[start of Extracted data]

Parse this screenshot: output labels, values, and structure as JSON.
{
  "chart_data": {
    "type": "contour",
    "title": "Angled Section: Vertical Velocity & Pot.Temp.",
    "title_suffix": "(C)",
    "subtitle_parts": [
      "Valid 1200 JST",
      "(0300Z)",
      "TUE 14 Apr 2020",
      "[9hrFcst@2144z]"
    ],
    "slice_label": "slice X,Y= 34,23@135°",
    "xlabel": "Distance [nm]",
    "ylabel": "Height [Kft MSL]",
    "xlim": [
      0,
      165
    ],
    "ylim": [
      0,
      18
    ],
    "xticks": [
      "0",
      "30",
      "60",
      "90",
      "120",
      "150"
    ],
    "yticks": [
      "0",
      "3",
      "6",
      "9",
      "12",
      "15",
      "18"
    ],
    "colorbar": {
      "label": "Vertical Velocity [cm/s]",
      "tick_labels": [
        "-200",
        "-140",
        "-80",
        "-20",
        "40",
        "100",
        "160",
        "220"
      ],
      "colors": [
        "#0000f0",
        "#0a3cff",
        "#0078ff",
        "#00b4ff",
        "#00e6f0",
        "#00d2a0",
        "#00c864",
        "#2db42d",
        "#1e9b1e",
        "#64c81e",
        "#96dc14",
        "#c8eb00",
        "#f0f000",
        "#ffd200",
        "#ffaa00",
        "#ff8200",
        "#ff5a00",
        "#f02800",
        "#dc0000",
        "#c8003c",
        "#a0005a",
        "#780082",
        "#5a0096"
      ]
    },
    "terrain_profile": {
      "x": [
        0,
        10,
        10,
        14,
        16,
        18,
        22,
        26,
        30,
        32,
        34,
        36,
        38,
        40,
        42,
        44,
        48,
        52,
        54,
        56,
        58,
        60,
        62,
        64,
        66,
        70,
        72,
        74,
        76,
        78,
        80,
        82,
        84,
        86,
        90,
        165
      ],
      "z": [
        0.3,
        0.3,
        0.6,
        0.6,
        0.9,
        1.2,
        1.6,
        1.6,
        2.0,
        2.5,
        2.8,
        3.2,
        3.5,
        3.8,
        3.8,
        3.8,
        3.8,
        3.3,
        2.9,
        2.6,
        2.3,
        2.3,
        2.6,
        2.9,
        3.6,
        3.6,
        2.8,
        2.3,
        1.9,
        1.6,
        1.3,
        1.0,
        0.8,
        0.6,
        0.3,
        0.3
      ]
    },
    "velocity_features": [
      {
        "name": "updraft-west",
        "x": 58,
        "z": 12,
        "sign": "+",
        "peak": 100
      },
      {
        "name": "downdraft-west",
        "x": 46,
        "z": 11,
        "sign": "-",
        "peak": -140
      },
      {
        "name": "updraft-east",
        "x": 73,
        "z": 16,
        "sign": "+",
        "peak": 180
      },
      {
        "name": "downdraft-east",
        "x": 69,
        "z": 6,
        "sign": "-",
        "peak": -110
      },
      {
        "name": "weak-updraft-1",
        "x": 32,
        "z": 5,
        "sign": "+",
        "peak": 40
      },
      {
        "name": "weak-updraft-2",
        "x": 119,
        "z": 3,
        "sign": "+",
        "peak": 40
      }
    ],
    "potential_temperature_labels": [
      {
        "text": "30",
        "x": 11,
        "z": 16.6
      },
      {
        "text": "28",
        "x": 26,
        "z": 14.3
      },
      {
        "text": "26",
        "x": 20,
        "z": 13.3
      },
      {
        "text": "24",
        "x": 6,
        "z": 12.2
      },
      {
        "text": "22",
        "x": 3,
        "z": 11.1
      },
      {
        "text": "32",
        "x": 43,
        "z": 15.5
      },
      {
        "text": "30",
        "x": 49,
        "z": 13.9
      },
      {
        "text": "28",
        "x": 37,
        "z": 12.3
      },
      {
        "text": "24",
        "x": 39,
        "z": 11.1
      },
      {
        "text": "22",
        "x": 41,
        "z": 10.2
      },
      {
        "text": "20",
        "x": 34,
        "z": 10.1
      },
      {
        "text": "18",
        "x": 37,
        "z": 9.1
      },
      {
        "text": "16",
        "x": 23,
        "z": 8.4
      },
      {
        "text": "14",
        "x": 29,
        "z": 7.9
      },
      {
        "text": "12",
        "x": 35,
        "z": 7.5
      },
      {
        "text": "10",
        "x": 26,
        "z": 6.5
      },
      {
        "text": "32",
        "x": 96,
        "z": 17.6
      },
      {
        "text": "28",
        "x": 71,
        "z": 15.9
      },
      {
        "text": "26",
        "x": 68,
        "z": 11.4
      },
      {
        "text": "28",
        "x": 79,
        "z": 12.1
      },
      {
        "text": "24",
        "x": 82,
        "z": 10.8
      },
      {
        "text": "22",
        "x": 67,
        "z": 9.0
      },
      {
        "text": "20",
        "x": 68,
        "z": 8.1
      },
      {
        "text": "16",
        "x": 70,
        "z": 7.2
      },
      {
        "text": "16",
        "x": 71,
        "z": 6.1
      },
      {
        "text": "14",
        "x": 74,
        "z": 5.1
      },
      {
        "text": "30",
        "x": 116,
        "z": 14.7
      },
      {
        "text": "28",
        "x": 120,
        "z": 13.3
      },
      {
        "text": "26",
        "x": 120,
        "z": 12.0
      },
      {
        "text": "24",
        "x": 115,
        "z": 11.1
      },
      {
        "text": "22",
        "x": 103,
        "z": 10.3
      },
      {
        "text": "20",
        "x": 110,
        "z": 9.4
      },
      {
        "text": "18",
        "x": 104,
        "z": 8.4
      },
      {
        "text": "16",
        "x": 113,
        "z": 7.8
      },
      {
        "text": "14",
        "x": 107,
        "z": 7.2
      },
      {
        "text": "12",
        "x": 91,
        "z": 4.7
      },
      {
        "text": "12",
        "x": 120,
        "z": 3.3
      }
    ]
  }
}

[end of Extracted data]

- _Work to be completed_
Above are the records. Copy every line in them holding "Vertical".

- _The response_
    "title": "Angled Section: Vertical Velocity & Pot.Temp.",
      "label": "Vertical Velocity [cm/s]",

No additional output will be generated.